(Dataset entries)
►
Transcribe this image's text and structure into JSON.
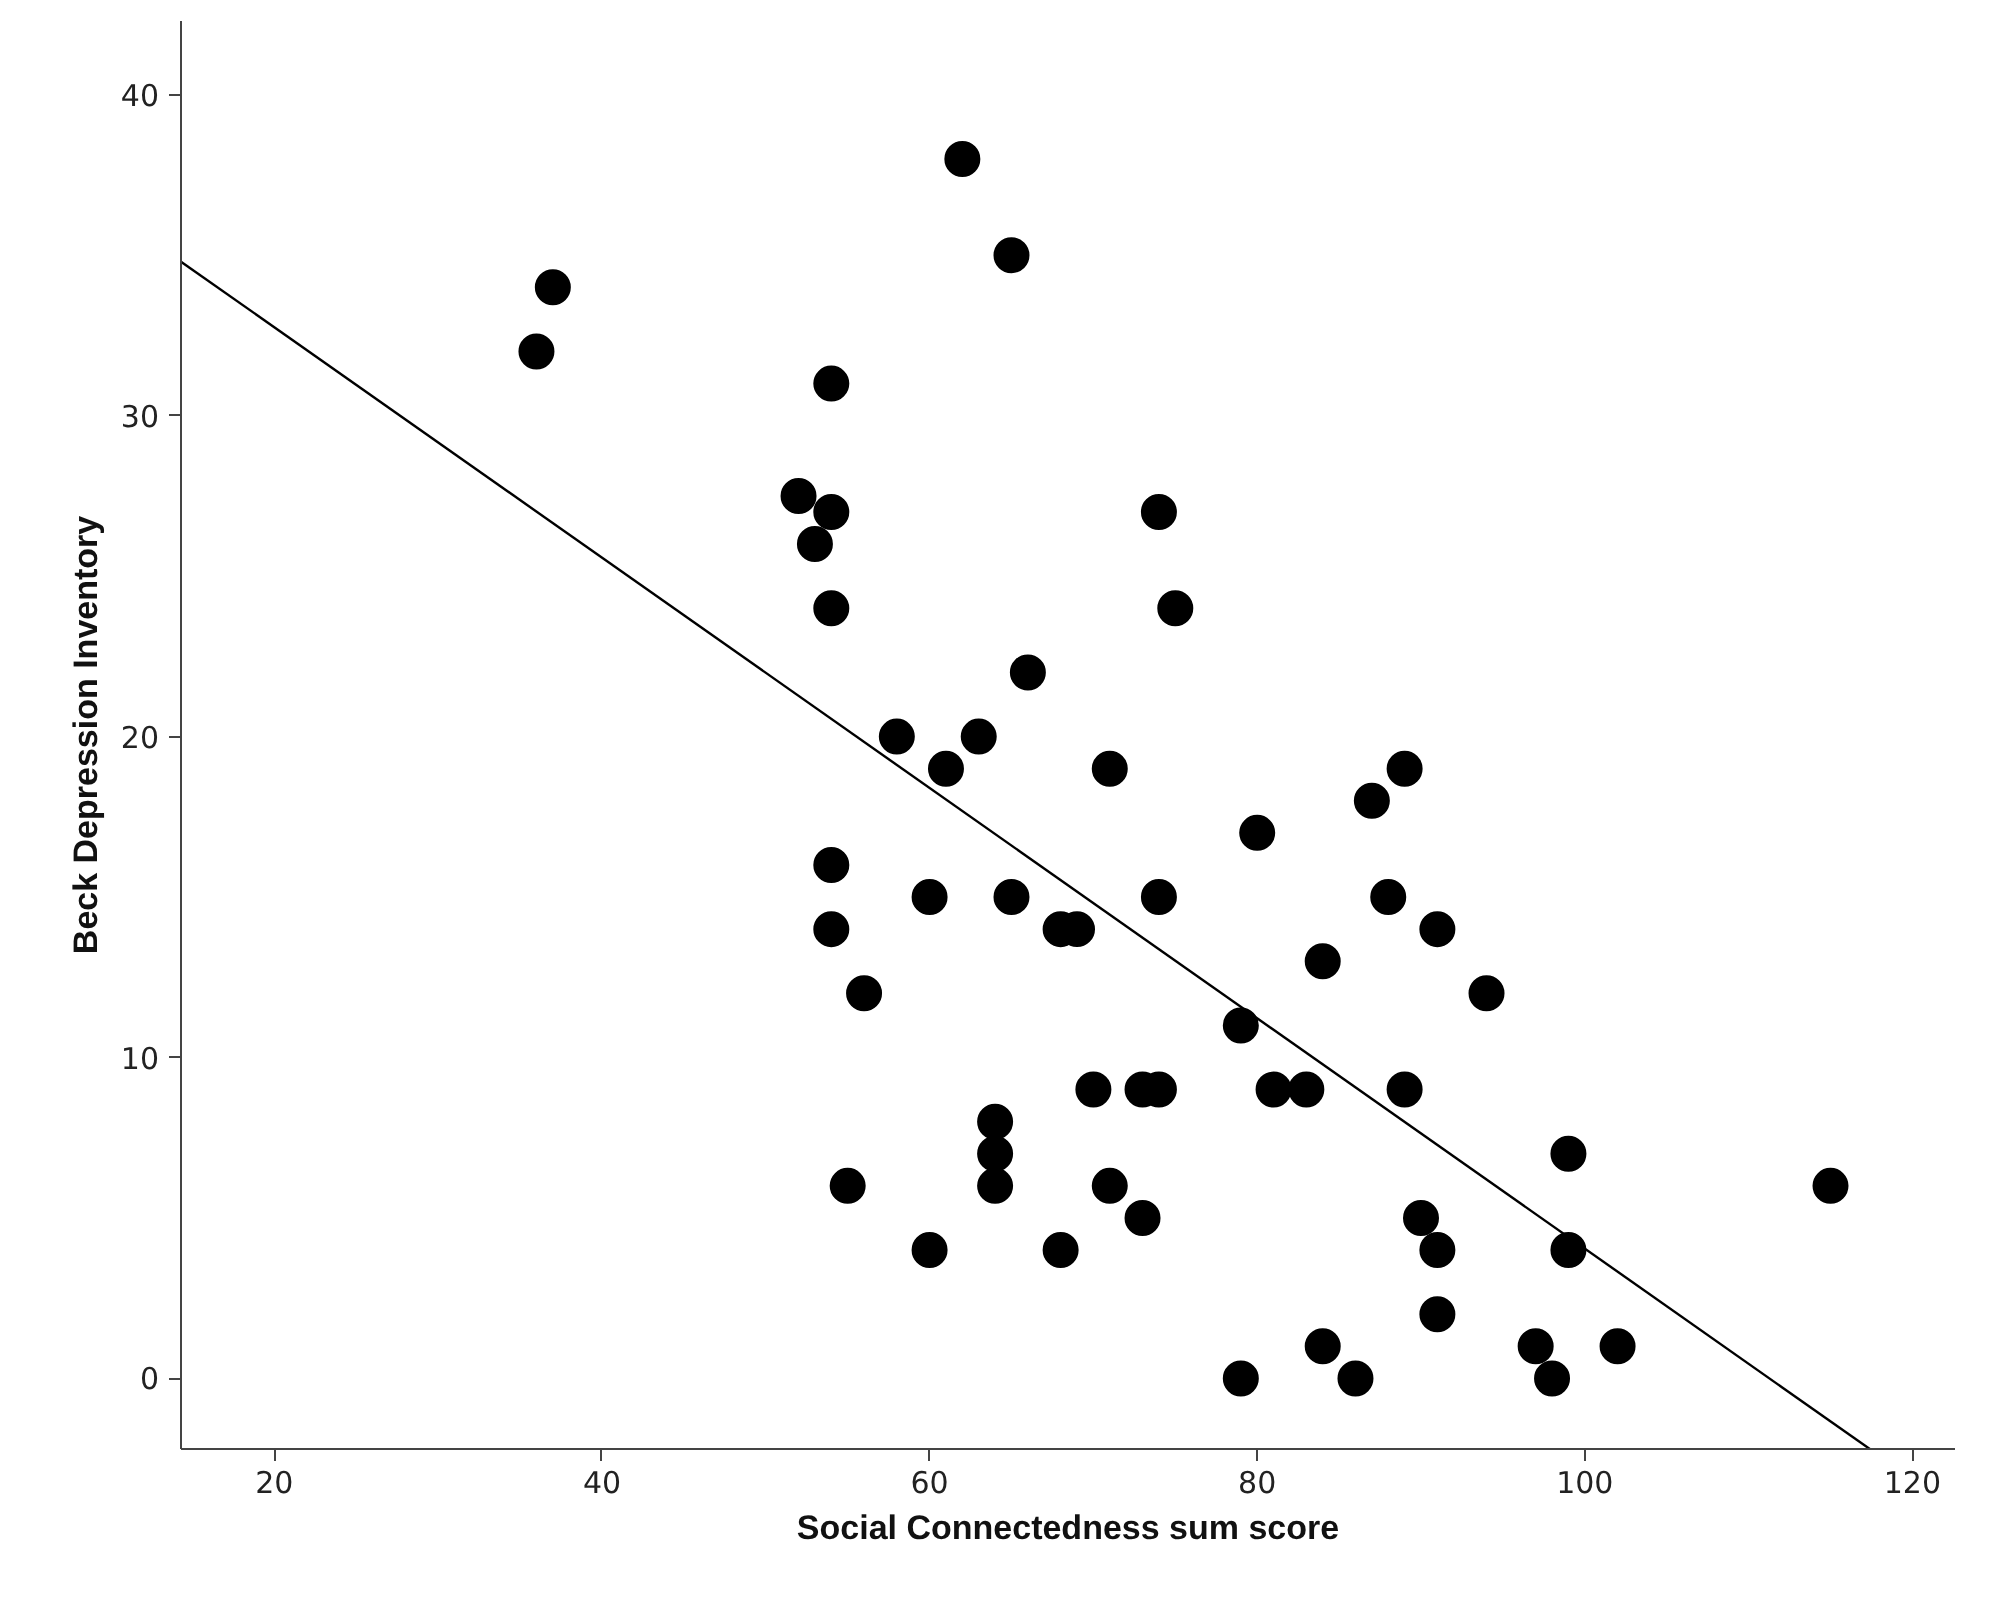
{
  "chart_data": {
    "type": "scatter",
    "xlabel": "Social Connectedness sum score",
    "ylabel": "Beck Depression Inventory",
    "xlim": [
      14.3,
      122.6
    ],
    "ylim": [
      -2.2,
      42.3
    ],
    "xticks": [
      20,
      40,
      60,
      80,
      100,
      120
    ],
    "yticks": [
      0,
      10,
      20,
      30,
      40
    ],
    "grid": false,
    "series": [
      {
        "marker": "circle",
        "color": "#000000",
        "x": [
          36,
          37,
          62,
          65,
          54,
          52,
          54,
          53,
          54,
          74,
          75,
          66,
          58,
          63,
          61,
          71,
          54,
          60,
          65,
          74,
          54,
          68,
          69,
          56,
          80,
          87,
          89,
          88,
          84,
          91,
          94,
          79,
          70,
          73,
          74,
          81,
          83,
          89,
          64,
          64,
          64,
          55,
          71,
          99,
          90,
          73,
          60,
          68,
          91,
          99,
          91,
          84,
          97,
          102,
          79,
          86,
          98,
          115
        ],
        "values": [
          32,
          34,
          38,
          35,
          31,
          27.5,
          27,
          26,
          24,
          27,
          24,
          22,
          20,
          20,
          19,
          19,
          16,
          15,
          15,
          15,
          14,
          14,
          14,
          12,
          17,
          18,
          19,
          15,
          13,
          14,
          12,
          11,
          9,
          9,
          9,
          9,
          9,
          9,
          8,
          7,
          6,
          6,
          6,
          7,
          5,
          5,
          4,
          4,
          4,
          4,
          2,
          1,
          1,
          1,
          0,
          0,
          0,
          6
        ]
      },
      {
        "type": "line",
        "marker": "none",
        "color": "#000000",
        "line_style": "solid",
        "x": [
          14.3,
          117.4
        ],
        "values": [
          34.8,
          -2.2
        ]
      }
    ]
  }
}
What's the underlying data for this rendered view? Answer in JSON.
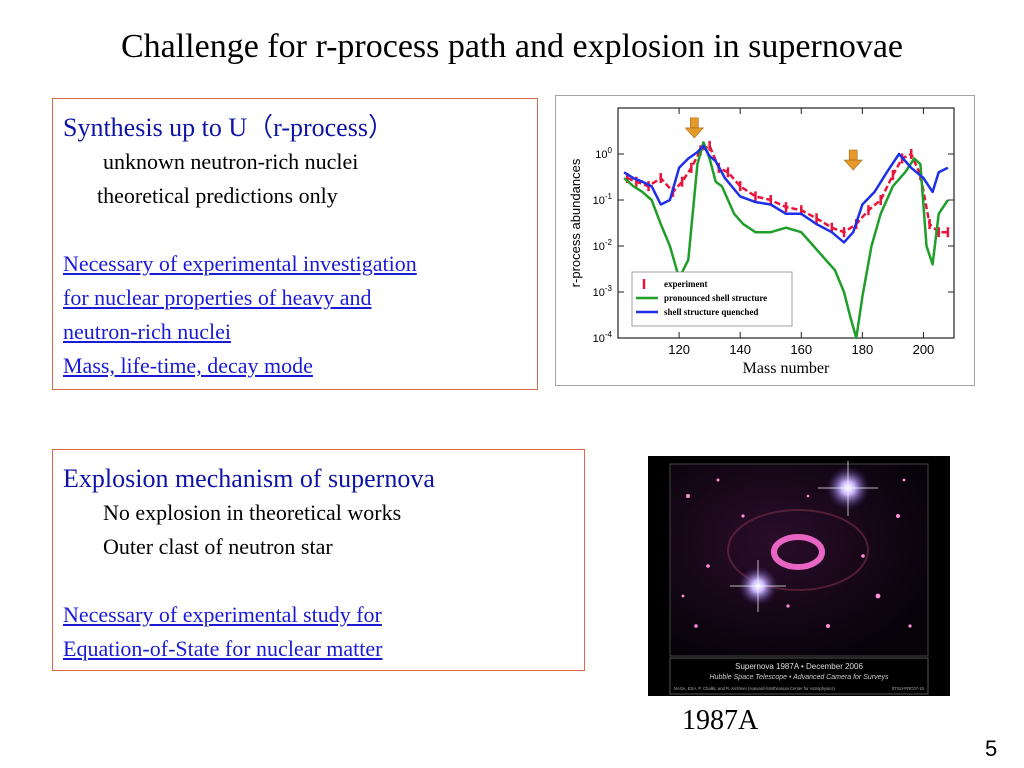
{
  "title": "Challenge for r-process path and explosion in supernovae",
  "box1": {
    "heading": "Synthesis up to U（r-process）",
    "line1": "unknown neutron-rich nuclei",
    "line2": "theoretical predictions only",
    "links": [
      "Necessary of experimental investigation",
      "for nuclear properties of heavy and",
      "neutron-rich nuclei",
      "Mass, life-time, decay mode"
    ]
  },
  "box2": {
    "heading": "Explosion mechanism of supernova",
    "line1": "No explosion in theoretical works",
    "line2": "Outer clast of neutron star",
    "links": [
      "Necessary of experimental study for",
      "Equation-of-State for nuclear matter"
    ]
  },
  "chart_data": {
    "type": "line",
    "title": "",
    "xlabel": "Mass number",
    "ylabel": "r-process abundances",
    "xlim": [
      100,
      210
    ],
    "ylim": [
      0.0001,
      10
    ],
    "yscale": "log",
    "xticks": [
      120,
      140,
      160,
      180,
      200
    ],
    "yticks": [
      "10^0",
      "10^-1",
      "10^-2",
      "10^-3",
      "10^-4"
    ],
    "legend_position": "bottom-left",
    "series": [
      {
        "name": "experiment",
        "color": "#e8143c",
        "x": [
          103,
          106,
          110,
          114,
          118,
          121,
          124,
          127,
          130,
          133,
          136,
          140,
          145,
          150,
          155,
          160,
          165,
          170,
          174,
          178,
          182,
          186,
          190,
          193,
          196,
          199,
          202,
          205,
          208
        ],
        "y": [
          0.3,
          0.25,
          0.2,
          0.3,
          0.15,
          0.25,
          0.5,
          1.2,
          1.5,
          0.5,
          0.4,
          0.2,
          0.12,
          0.1,
          0.07,
          0.06,
          0.04,
          0.025,
          0.02,
          0.03,
          0.06,
          0.1,
          0.35,
          0.8,
          1.0,
          0.35,
          0.03,
          0.02,
          0.02
        ]
      },
      {
        "name": "pronounced shell structure",
        "color": "#1f9e2a",
        "x": [
          102,
          105,
          108,
          111,
          114,
          117,
          120,
          123,
          126,
          128,
          130,
          132,
          134,
          136,
          138,
          141,
          145,
          150,
          155,
          160,
          164,
          168,
          171,
          174,
          176,
          178,
          180,
          183,
          186,
          190,
          194,
          197,
          199,
          201,
          203,
          205,
          208
        ],
        "y": [
          0.3,
          0.2,
          0.15,
          0.1,
          0.03,
          0.01,
          0.002,
          0.005,
          0.6,
          1.8,
          0.8,
          0.25,
          0.2,
          0.1,
          0.05,
          0.03,
          0.02,
          0.02,
          0.025,
          0.02,
          0.01,
          0.005,
          0.003,
          0.001,
          0.0003,
          0.0001,
          0.0008,
          0.01,
          0.05,
          0.2,
          0.4,
          0.8,
          0.6,
          0.01,
          0.004,
          0.05,
          0.1
        ]
      },
      {
        "name": "shell structure quenched",
        "color": "#1d2fe8",
        "x": [
          102,
          105,
          108,
          111,
          114,
          117,
          120,
          123,
          126,
          128,
          130,
          132,
          135,
          140,
          145,
          150,
          155,
          160,
          165,
          170,
          174,
          177,
          180,
          184,
          188,
          192,
          196,
          200,
          203,
          205,
          208
        ],
        "y": [
          0.4,
          0.3,
          0.25,
          0.2,
          0.08,
          0.1,
          0.5,
          0.8,
          1.1,
          1.5,
          0.9,
          0.7,
          0.3,
          0.12,
          0.09,
          0.08,
          0.05,
          0.05,
          0.03,
          0.02,
          0.012,
          0.02,
          0.08,
          0.15,
          0.4,
          1.0,
          0.5,
          0.3,
          0.15,
          0.4,
          0.5
        ]
      }
    ]
  },
  "image": {
    "caption": "1987A",
    "inset_title": "Supernova 1987A • December 2006",
    "inset_subtitle": "Hubble Space Telescope • Advanced Camera for Surveys",
    "inset_credit": "NASA, ESA, P. Challis, and R. Kirshner (Harvard-Smithsonian Center for Astrophysics)",
    "inset_id": "STScI-PRC07-10"
  },
  "page_number": "5",
  "colors": {
    "heading_blue": "#0e13a8",
    "link_blue": "#1b1bd6",
    "box_border": "#d9694a",
    "arrow_orange": "#e39a2b"
  }
}
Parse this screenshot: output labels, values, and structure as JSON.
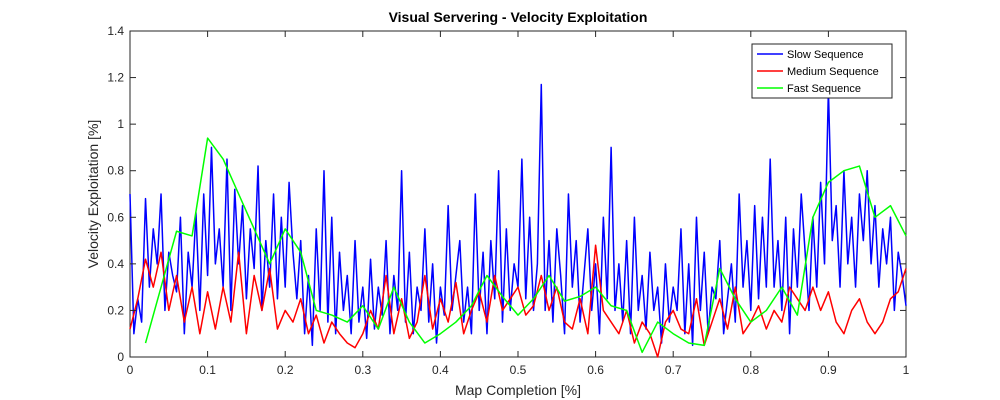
◄
**The exercise**:
Find the string "Mass" in the records, then copy each line where it occurs.

**The answer**:
      "Mass, life-time, decay mode"
    "xlabel": "Mass number",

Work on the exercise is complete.